To do = Exactly reproduce each record listed below.

Records to process =
━━━
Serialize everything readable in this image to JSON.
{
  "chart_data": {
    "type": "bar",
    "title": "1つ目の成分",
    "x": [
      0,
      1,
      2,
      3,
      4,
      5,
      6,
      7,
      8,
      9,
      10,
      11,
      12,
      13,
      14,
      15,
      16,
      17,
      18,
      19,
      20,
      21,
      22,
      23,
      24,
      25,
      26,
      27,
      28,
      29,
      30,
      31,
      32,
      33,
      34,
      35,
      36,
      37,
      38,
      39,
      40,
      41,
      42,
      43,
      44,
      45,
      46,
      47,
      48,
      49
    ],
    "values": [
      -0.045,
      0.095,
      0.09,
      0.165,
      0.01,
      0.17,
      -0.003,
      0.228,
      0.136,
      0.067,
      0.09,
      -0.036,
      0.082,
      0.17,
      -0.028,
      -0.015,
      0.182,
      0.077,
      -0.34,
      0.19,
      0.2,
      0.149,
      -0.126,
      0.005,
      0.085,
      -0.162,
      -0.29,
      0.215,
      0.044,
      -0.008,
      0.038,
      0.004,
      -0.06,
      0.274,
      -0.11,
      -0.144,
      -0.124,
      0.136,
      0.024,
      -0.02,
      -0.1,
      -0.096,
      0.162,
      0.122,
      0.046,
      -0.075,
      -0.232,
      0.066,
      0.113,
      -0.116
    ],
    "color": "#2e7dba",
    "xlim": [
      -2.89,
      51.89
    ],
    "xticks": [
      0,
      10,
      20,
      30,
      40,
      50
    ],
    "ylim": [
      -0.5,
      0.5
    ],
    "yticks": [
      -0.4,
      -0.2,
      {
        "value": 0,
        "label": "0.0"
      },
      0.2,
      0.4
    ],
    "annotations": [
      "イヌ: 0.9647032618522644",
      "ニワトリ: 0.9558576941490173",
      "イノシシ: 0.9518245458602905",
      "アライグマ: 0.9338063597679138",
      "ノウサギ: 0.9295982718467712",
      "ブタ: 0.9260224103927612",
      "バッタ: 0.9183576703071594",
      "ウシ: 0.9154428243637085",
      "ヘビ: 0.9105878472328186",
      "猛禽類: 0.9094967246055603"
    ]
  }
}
━━━
Task answer =
Serialize everything readable in this image to JSON.
{
  "chart_data": {
    "type": "bar",
    "title": "1つ目の成分",
    "x": [
      0,
      1,
      2,
      3,
      4,
      5,
      6,
      7,
      8,
      9,
      10,
      11,
      12,
      13,
      14,
      15,
      16,
      17,
      18,
      19,
      20,
      21,
      22,
      23,
      24,
      25,
      26,
      27,
      28,
      29,
      30,
      31,
      32,
      33,
      34,
      35,
      36,
      37,
      38,
      39,
      40,
      41,
      42,
      43,
      44,
      45,
      46,
      47,
      48,
      49
    ],
    "values": [
      -0.045,
      0.095,
      0.09,
      0.165,
      0.01,
      0.17,
      -0.003,
      0.228,
      0.136,
      0.067,
      0.09,
      -0.036,
      0.082,
      0.17,
      -0.028,
      -0.015,
      0.182,
      0.077,
      -0.34,
      0.19,
      0.2,
      0.149,
      -0.126,
      0.005,
      0.085,
      -0.162,
      -0.29,
      0.215,
      0.044,
      -0.008,
      0.038,
      0.004,
      -0.06,
      0.274,
      -0.11,
      -0.144,
      -0.124,
      0.136,
      0.024,
      -0.02,
      -0.1,
      -0.096,
      0.162,
      0.122,
      0.046,
      -0.075,
      -0.232,
      0.066,
      0.113,
      -0.116
    ],
    "color": "#2e7dba",
    "xlim": [
      -2.89,
      51.89
    ],
    "xticks": [
      0,
      10,
      20,
      30,
      40,
      50
    ],
    "ylim": [
      -0.5,
      0.5
    ],
    "yticks": [
      -0.4,
      -0.2,
      {
        "value": 0,
        "label": "0.0"
      },
      0.2,
      0.4
    ],
    "annotations": [
      "イヌ: 0.9647032618522644",
      "ニワトリ: 0.9558576941490173",
      "イノシシ: 0.9518245458602905",
      "アライグマ: 0.9338063597679138",
      "ノウサギ: 0.9295982718467712",
      "ブタ: 0.9260224103927612",
      "バッタ: 0.9183576703071594",
      "ウシ: 0.9154428243637085",
      "ヘビ: 0.9105878472328186",
      "猛禽類: 0.9094967246055603"
    ]
  }
}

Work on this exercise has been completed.